Aim of the task: For this exercise, repeat all of the material verbatim apart from its images.

Information shown:
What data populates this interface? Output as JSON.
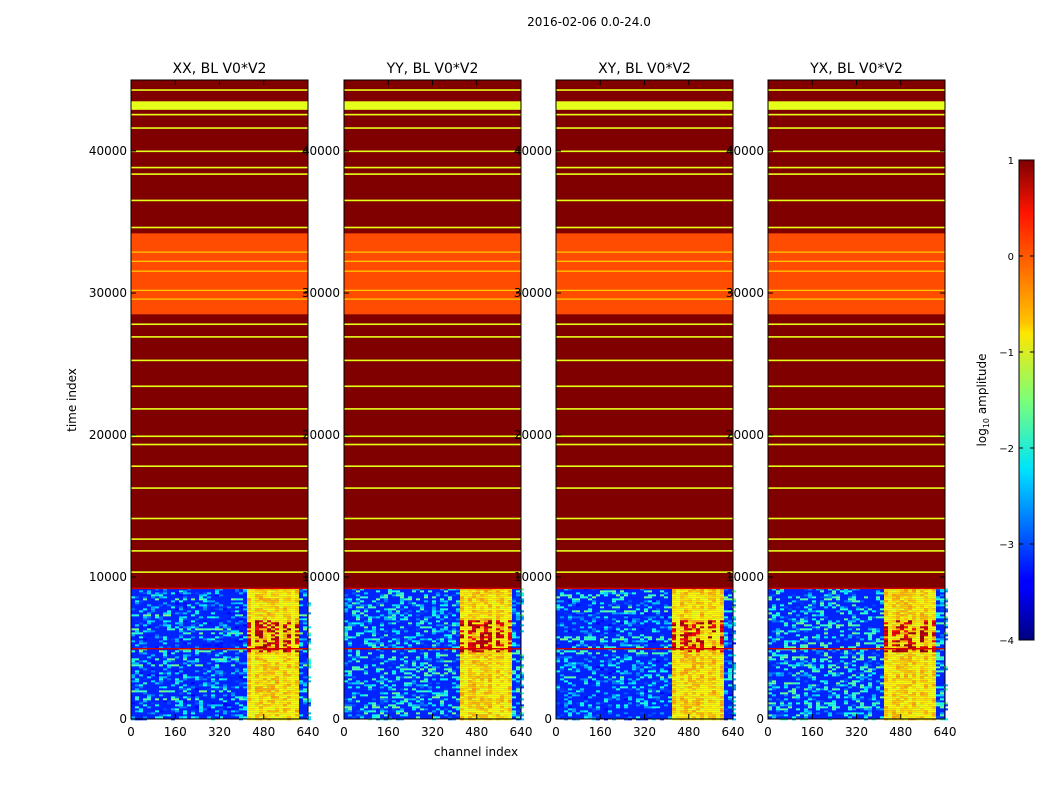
{
  "chart_data": {
    "type": "heatmap",
    "suptitle": "2016-02-06 0.0-24.0",
    "xlabel": "channel index",
    "ylabel": "time index",
    "xlim": [
      0,
      640
    ],
    "ylim": [
      0,
      45000
    ],
    "xticks": [
      0,
      160,
      320,
      480,
      640
    ],
    "yticks": [
      0,
      10000,
      20000,
      30000,
      40000
    ],
    "panels": [
      {
        "title": "XX, BL V0*V2"
      },
      {
        "title": "YY, BL V0*V2"
      },
      {
        "title": "XY, BL V0*V2"
      },
      {
        "title": "YX, BL V0*V2"
      }
    ],
    "colorbar": {
      "label": "log10 amplitude",
      "label_main": "log",
      "label_sub": "10",
      "label_rest": " amplitude",
      "range": [
        -4,
        1
      ],
      "ticks": [
        1,
        0,
        -1,
        -2,
        -3,
        -4
      ],
      "tick_labels": [
        "1",
        "0",
        "−1",
        "−2",
        "−3",
        "−4"
      ],
      "colormap": "jet"
    },
    "regions": {
      "saturated_value": 1,
      "band_value": -1,
      "mid_band_value": 0,
      "noise_value_range": [
        -4,
        -2
      ],
      "bright_channel_block": [
        408,
        600
      ],
      "noise_time_range": [
        0,
        9200
      ],
      "mid_band_time_range": [
        28500,
        34200
      ],
      "wide_band_time_range": [
        42900,
        43500
      ],
      "strong_band_time_range": [
        4800,
        7000
      ]
    }
  }
}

Output for this exercise:
What data populates this interface? Output as JSON.
{
  "chart_data": {
    "type": "heatmap",
    "suptitle": "2016-02-06 0.0-24.0",
    "xlabel": "channel index",
    "ylabel": "time index",
    "xlim": [
      0,
      640
    ],
    "ylim": [
      0,
      45000
    ],
    "xticks": [
      0,
      160,
      320,
      480,
      640
    ],
    "yticks": [
      0,
      10000,
      20000,
      30000,
      40000
    ],
    "panels": [
      {
        "title": "XX, BL V0*V2"
      },
      {
        "title": "YY, BL V0*V2"
      },
      {
        "title": "XY, BL V0*V2"
      },
      {
        "title": "YX, BL V0*V2"
      }
    ],
    "colorbar": {
      "label": "log10 amplitude",
      "label_main": "log",
      "label_sub": "10",
      "label_rest": " amplitude",
      "range": [
        -4,
        1
      ],
      "ticks": [
        1,
        0,
        -1,
        -2,
        -3,
        -4
      ],
      "tick_labels": [
        "1",
        "0",
        "−1",
        "−2",
        "−3",
        "−4"
      ],
      "colormap": "jet"
    },
    "regions": {
      "saturated_value": 1,
      "band_value": -1,
      "mid_band_value": 0,
      "noise_value_range": [
        -4,
        -2
      ],
      "bright_channel_block": [
        408,
        600
      ],
      "noise_time_range": [
        0,
        9200
      ],
      "mid_band_time_range": [
        28500,
        34200
      ],
      "wide_band_time_range": [
        42900,
        43500
      ],
      "strong_band_time_range": [
        4800,
        7000
      ]
    }
  }
}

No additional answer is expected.